**Exercise directions:**
Wherever the string "this" appears in a line, extract that line.

**A block of data:**
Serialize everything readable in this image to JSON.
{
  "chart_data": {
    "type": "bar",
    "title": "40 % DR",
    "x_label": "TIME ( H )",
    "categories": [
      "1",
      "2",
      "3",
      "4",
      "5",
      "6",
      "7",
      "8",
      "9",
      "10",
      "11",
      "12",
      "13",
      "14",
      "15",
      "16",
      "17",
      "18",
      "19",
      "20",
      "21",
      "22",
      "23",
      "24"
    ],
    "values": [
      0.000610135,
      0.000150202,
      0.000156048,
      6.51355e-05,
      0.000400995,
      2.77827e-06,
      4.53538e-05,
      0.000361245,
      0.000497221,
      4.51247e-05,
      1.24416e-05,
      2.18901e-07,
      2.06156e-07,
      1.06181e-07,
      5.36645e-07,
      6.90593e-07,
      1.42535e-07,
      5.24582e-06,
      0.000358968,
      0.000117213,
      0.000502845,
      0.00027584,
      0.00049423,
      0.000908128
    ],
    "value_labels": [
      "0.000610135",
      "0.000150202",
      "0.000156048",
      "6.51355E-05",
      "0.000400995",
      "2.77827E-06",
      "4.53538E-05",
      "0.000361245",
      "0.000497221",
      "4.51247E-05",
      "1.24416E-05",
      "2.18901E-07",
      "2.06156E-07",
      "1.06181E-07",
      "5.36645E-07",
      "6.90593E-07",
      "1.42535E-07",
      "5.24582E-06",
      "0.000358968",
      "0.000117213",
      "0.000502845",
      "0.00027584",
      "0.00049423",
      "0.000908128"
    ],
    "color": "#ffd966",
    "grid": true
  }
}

--

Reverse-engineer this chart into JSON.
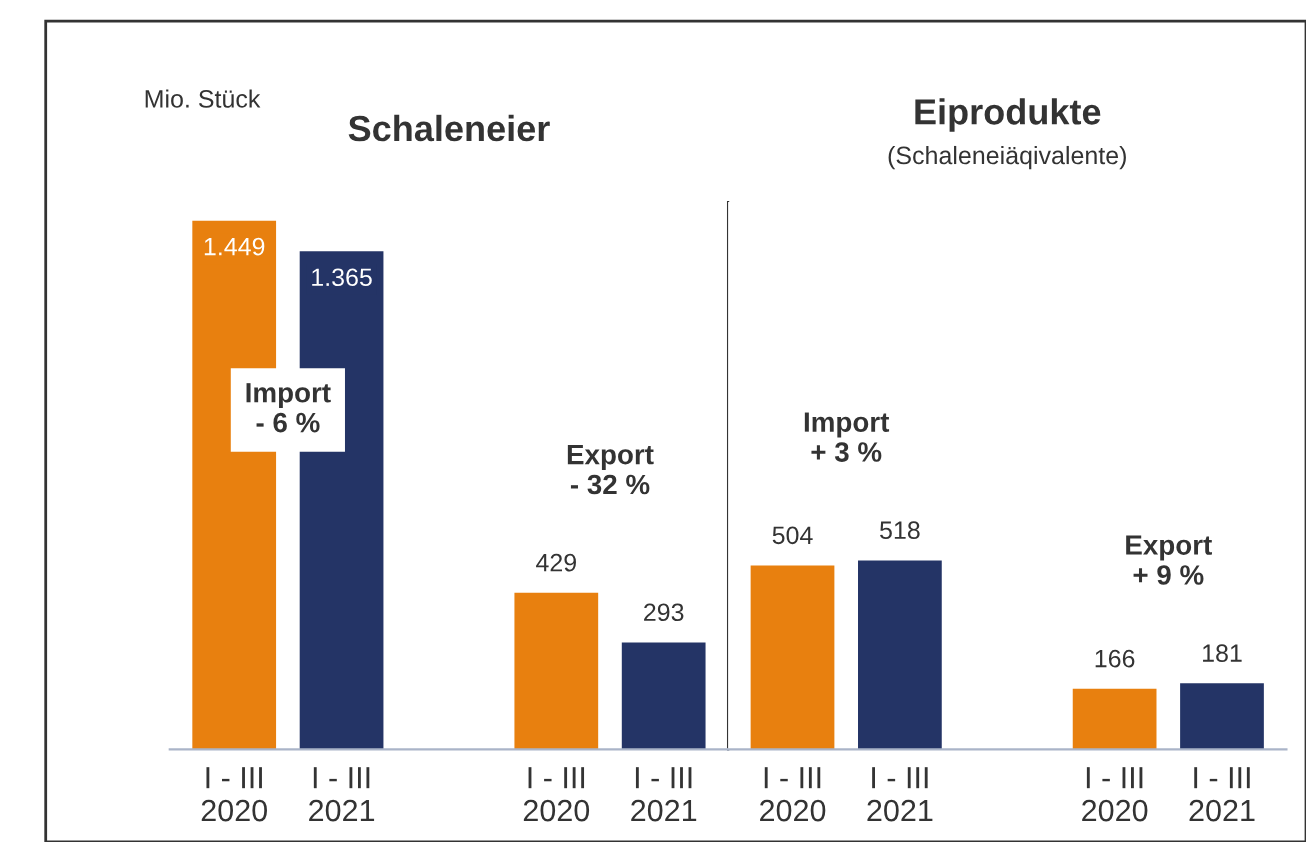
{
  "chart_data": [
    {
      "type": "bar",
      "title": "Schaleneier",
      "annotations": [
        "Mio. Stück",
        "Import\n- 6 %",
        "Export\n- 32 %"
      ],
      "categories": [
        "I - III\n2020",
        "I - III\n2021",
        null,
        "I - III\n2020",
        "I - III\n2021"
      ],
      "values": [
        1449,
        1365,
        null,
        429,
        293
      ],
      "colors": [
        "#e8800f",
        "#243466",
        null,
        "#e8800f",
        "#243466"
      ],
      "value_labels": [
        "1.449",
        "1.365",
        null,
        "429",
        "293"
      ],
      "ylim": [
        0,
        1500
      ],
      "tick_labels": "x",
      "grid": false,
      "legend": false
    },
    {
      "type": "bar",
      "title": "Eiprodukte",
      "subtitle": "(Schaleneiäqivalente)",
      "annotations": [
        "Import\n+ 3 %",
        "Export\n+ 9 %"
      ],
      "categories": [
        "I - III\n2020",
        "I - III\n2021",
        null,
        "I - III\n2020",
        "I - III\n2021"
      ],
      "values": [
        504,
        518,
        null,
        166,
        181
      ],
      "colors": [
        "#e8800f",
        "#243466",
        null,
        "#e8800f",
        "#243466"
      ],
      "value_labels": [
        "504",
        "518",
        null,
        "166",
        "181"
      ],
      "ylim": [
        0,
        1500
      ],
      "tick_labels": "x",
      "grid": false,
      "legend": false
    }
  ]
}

**Written answer:**
Serialize everything readable in this image to JSON.
Reverse-engineer this chart into JSON.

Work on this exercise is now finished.